From the entries below, gather every line containing the string "different".

▶ _The records_:
_ _ _ _

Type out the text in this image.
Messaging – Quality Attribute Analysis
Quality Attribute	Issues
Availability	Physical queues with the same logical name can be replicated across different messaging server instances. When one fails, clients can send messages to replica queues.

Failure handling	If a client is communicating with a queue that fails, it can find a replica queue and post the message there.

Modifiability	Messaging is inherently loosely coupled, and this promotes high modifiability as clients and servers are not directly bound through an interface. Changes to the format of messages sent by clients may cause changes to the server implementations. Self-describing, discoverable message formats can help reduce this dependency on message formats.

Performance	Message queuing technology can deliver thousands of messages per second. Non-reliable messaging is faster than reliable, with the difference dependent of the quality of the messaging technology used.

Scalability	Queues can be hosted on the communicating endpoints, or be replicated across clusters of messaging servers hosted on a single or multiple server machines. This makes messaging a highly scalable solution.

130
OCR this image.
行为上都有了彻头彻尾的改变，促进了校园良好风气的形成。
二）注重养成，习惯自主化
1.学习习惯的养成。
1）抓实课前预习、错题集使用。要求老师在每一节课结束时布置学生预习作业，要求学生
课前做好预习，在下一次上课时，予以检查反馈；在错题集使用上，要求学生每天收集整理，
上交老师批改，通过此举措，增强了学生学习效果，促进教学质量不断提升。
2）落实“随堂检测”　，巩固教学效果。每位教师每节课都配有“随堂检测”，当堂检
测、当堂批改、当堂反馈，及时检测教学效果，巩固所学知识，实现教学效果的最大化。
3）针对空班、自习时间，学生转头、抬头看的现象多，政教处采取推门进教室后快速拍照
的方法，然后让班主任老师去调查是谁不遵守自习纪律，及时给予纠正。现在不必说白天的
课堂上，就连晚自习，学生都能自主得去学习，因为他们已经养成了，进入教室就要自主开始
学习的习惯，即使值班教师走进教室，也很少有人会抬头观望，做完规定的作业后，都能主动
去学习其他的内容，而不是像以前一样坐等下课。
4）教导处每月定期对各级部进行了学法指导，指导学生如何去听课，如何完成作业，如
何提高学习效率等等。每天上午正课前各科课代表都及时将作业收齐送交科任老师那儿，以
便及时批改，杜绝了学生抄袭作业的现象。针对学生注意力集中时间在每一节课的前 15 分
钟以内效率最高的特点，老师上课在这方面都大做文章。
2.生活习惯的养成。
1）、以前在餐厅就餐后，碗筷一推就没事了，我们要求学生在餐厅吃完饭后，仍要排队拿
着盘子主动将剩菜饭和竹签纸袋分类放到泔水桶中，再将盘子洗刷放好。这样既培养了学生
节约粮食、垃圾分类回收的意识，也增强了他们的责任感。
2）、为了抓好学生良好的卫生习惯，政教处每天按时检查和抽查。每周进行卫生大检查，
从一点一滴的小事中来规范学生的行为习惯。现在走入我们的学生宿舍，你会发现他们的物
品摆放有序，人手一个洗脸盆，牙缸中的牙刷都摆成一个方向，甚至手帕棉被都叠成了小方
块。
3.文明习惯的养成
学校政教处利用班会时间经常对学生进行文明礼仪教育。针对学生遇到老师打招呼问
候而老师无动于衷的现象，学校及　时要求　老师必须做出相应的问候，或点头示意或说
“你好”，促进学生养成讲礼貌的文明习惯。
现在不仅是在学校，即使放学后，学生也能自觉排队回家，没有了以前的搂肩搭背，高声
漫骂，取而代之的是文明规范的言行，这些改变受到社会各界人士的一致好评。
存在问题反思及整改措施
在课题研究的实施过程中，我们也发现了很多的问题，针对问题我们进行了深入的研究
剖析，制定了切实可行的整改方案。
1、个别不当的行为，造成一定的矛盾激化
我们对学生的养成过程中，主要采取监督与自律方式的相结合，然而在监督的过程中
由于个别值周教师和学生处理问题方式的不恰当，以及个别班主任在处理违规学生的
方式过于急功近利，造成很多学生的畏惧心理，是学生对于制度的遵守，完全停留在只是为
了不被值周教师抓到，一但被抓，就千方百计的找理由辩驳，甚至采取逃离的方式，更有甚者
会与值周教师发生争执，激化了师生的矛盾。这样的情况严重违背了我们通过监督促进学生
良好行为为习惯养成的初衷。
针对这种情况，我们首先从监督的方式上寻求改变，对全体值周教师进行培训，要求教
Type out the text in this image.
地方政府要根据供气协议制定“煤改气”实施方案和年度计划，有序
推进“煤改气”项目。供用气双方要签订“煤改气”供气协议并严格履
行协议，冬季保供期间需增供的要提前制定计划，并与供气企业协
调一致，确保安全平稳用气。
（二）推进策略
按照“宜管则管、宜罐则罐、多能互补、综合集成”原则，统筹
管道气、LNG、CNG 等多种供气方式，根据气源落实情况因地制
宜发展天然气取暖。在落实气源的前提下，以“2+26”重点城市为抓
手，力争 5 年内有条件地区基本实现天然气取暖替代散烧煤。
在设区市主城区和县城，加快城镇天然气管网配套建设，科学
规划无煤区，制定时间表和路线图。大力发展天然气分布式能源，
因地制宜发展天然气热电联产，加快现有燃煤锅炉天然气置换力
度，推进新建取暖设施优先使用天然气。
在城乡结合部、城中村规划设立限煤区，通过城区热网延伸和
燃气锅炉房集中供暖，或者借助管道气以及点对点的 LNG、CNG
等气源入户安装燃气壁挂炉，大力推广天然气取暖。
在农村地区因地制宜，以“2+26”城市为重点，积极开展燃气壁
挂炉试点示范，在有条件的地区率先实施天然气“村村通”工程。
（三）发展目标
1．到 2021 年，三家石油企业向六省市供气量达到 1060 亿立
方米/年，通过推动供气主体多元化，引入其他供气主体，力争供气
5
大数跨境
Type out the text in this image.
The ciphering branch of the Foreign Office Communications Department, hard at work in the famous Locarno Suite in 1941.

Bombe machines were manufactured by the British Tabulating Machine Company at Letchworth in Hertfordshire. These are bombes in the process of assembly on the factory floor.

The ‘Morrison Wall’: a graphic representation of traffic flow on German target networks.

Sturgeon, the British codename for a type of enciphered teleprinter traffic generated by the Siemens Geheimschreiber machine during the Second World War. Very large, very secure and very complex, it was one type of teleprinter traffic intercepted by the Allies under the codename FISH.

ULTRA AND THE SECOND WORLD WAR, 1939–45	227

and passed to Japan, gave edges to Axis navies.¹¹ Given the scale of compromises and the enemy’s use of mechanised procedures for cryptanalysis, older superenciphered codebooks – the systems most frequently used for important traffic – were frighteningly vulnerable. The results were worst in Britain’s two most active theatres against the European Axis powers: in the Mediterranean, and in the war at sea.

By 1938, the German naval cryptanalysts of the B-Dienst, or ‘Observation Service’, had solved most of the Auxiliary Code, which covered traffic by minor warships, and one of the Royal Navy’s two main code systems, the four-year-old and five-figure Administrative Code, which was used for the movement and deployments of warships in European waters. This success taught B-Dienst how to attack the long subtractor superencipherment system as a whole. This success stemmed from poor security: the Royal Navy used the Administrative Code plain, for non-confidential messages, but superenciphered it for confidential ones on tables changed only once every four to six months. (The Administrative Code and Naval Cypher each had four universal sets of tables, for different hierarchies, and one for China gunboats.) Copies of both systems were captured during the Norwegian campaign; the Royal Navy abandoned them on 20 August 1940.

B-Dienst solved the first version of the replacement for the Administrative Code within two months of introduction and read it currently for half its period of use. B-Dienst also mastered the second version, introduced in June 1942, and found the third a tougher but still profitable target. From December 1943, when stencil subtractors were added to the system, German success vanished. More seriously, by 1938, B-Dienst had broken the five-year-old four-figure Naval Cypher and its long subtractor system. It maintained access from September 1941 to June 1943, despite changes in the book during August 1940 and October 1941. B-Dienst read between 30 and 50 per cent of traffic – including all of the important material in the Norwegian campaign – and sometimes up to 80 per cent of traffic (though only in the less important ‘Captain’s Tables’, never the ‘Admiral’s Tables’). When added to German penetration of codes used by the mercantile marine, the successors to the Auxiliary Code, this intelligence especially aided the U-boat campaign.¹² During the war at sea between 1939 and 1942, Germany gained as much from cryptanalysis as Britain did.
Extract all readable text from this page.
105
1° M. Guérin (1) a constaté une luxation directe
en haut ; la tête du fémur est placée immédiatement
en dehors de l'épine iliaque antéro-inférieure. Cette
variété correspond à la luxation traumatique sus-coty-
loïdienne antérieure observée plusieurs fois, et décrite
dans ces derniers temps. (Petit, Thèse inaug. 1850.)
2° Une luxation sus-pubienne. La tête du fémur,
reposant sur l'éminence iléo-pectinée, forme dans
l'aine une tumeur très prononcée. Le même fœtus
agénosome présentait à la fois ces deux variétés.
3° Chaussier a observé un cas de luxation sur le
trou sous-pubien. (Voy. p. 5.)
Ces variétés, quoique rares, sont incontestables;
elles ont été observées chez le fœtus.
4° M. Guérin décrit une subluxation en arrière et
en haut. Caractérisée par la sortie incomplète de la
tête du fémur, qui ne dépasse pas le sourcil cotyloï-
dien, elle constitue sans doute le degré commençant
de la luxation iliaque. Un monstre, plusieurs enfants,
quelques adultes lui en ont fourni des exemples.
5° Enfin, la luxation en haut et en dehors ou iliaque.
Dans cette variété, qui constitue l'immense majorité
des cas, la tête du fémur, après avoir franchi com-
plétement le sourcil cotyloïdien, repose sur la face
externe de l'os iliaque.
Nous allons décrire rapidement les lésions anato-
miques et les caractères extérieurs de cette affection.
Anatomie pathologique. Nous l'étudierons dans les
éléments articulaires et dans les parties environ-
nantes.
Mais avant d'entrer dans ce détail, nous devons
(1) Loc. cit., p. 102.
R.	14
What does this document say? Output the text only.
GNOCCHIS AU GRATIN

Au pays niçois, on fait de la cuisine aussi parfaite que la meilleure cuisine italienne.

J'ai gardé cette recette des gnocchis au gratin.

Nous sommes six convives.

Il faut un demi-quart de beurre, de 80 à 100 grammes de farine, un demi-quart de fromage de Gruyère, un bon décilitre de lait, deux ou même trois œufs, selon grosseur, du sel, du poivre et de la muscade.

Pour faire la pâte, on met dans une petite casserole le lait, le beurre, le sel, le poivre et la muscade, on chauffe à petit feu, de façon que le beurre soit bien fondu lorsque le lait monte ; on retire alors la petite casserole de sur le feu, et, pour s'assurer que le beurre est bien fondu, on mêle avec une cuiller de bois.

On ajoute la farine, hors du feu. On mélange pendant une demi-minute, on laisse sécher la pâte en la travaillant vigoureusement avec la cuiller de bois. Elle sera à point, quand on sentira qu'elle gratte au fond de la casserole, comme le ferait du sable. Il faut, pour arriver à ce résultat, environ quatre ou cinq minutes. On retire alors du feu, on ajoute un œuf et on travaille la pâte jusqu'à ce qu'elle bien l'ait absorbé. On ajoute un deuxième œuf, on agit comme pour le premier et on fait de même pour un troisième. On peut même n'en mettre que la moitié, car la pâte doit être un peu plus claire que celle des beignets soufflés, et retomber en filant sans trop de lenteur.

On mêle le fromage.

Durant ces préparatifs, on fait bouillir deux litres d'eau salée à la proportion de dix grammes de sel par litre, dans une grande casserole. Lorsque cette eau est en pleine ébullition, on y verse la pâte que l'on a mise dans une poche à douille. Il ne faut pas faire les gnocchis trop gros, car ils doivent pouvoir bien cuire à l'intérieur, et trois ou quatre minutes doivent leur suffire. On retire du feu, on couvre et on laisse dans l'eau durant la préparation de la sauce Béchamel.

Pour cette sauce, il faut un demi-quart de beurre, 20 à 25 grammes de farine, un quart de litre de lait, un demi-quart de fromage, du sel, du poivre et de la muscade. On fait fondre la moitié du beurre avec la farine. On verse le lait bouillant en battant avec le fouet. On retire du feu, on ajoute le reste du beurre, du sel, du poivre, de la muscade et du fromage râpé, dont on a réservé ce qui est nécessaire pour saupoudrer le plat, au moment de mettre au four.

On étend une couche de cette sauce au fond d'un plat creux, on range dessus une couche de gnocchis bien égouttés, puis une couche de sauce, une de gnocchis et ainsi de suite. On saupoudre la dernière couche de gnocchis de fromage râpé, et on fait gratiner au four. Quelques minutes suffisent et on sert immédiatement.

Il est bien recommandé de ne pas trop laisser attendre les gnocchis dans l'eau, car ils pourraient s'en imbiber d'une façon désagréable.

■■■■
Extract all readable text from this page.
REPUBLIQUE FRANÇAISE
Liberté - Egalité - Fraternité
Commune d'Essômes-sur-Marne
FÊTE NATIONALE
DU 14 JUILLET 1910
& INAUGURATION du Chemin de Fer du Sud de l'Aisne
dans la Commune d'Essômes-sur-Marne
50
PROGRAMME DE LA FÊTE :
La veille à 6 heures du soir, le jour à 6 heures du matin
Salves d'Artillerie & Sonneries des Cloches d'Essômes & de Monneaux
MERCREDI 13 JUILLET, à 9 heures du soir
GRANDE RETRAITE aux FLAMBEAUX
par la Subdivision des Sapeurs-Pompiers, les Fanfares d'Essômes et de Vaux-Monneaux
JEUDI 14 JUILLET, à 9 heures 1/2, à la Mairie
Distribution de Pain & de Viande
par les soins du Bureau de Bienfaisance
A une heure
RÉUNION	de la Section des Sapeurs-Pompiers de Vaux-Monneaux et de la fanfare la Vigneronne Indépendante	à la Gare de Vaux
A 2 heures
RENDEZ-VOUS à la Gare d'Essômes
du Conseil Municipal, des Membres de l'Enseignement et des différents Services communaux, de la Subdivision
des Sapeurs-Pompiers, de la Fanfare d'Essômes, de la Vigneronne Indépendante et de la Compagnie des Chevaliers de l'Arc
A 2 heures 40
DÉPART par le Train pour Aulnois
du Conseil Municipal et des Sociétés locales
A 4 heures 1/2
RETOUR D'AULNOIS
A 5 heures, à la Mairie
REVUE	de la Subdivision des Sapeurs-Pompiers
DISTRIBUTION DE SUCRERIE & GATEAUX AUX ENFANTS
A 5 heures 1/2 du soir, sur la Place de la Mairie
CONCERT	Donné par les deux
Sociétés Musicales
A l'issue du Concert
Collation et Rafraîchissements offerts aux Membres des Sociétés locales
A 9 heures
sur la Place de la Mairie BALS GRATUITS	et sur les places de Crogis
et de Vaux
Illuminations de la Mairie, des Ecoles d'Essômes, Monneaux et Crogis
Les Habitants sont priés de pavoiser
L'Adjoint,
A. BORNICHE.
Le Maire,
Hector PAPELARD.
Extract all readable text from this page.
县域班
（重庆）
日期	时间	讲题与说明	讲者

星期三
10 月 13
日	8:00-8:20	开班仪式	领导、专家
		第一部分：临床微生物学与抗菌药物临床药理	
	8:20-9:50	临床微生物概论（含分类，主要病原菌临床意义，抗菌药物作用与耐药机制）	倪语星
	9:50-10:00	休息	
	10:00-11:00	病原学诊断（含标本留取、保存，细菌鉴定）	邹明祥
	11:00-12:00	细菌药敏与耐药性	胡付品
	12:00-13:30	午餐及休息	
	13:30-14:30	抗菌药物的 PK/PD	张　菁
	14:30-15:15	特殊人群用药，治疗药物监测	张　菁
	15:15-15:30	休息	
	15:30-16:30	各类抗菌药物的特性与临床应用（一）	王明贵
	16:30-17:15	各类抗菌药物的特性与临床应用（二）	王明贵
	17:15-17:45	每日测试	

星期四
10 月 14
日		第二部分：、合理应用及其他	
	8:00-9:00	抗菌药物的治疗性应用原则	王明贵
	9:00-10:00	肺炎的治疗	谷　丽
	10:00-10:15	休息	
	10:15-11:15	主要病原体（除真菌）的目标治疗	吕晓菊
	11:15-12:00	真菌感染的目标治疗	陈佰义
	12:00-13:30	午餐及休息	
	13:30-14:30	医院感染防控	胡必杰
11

_ _ _ _

▶ _Full response_:
Availability	Physical queues with the same logical name can be replicated across different messaging server instances. When one fails, clients can send messages to replica queues.
By 1938, the German naval cryptanalysts of the B-Dienst, or ‘Observation Service’, had solved most of the Auxiliary Code, which covered traffic by minor warships, and one of the Royal Navy’s two main code systems, the four-year-old and five-figure Administrative Code, which was used for the movement and deployments of warships in European waters. This success taught B-Dienst how to attack the long subtractor superencipherment system as a whole. This success stemmed from poor security: the Royal Navy used the Administrative Code plain, for non-confidential messages, but superenciphered it for confidential ones on tables changed only once every four to six months. (The Administrative Code and Naval Cypher each had four universal sets of tables, for different hierarchies, and one for China gunboats.) Copies of both systems were captured during the Norwegian campaign; the Royal Navy abandoned them on 20 August 1940.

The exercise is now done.